## WORK TO COMPLETE
Write out the listing exactly as it is given.

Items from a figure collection
★ ★ ★ ★ ★ ★ ★

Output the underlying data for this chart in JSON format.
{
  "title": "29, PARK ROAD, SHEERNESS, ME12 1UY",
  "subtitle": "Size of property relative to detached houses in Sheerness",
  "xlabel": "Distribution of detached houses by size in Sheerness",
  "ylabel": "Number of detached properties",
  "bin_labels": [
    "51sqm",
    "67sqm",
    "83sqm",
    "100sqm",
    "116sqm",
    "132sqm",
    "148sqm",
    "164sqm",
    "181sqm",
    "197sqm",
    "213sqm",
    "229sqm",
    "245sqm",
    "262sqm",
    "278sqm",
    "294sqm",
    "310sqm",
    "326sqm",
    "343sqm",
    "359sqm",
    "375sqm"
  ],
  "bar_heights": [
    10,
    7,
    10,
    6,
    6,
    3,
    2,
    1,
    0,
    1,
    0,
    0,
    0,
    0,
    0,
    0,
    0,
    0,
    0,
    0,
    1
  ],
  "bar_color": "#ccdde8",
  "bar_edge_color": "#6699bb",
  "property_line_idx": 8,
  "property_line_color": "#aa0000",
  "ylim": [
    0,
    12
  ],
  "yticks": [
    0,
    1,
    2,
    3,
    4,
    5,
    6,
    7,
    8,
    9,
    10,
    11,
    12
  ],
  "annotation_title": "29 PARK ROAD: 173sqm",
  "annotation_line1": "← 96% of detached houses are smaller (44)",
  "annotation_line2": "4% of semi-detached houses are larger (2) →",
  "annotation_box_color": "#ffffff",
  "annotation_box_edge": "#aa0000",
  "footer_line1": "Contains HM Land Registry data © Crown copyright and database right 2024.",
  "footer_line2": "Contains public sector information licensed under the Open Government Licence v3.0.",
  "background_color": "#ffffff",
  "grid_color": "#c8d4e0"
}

★ ★ ★ ★ ★ ★ ★

## COMPLETED EXERCISE
Output the underlying data for this chart in JSON format.
{
  "title": "29, PARK ROAD, SHEERNESS, ME12 1UY",
  "subtitle": "Size of property relative to detached houses in Sheerness",
  "xlabel": "Distribution of detached houses by size in Sheerness",
  "ylabel": "Number of detached properties",
  "bin_labels": [
    "51sqm",
    "67sqm",
    "83sqm",
    "100sqm",
    "116sqm",
    "132sqm",
    "148sqm",
    "164sqm",
    "181sqm",
    "197sqm",
    "213sqm",
    "229sqm",
    "245sqm",
    "262sqm",
    "278sqm",
    "294sqm",
    "310sqm",
    "326sqm",
    "343sqm",
    "359sqm",
    "375sqm"
  ],
  "bar_heights": [
    10,
    7,
    10,
    6,
    6,
    3,
    2,
    1,
    0,
    1,
    0,
    0,
    0,
    0,
    0,
    0,
    0,
    0,
    0,
    0,
    1
  ],
  "bar_color": "#ccdde8",
  "bar_edge_color": "#6699bb",
  "property_line_idx": 8,
  "property_line_color": "#aa0000",
  "ylim": [
    0,
    12
  ],
  "yticks": [
    0,
    1,
    2,
    3,
    4,
    5,
    6,
    7,
    8,
    9,
    10,
    11,
    12
  ],
  "annotation_title": "29 PARK ROAD: 173sqm",
  "annotation_line1": "← 96% of detached houses are smaller (44)",
  "annotation_line2": "4% of semi-detached houses are larger (2) →",
  "annotation_box_color": "#ffffff",
  "annotation_box_edge": "#aa0000",
  "footer_line1": "Contains HM Land Registry data © Crown copyright and database right 2024.",
  "footer_line2": "Contains public sector information licensed under the Open Government Licence v3.0.",
  "background_color": "#ffffff",
  "grid_color": "#c8d4e0"
}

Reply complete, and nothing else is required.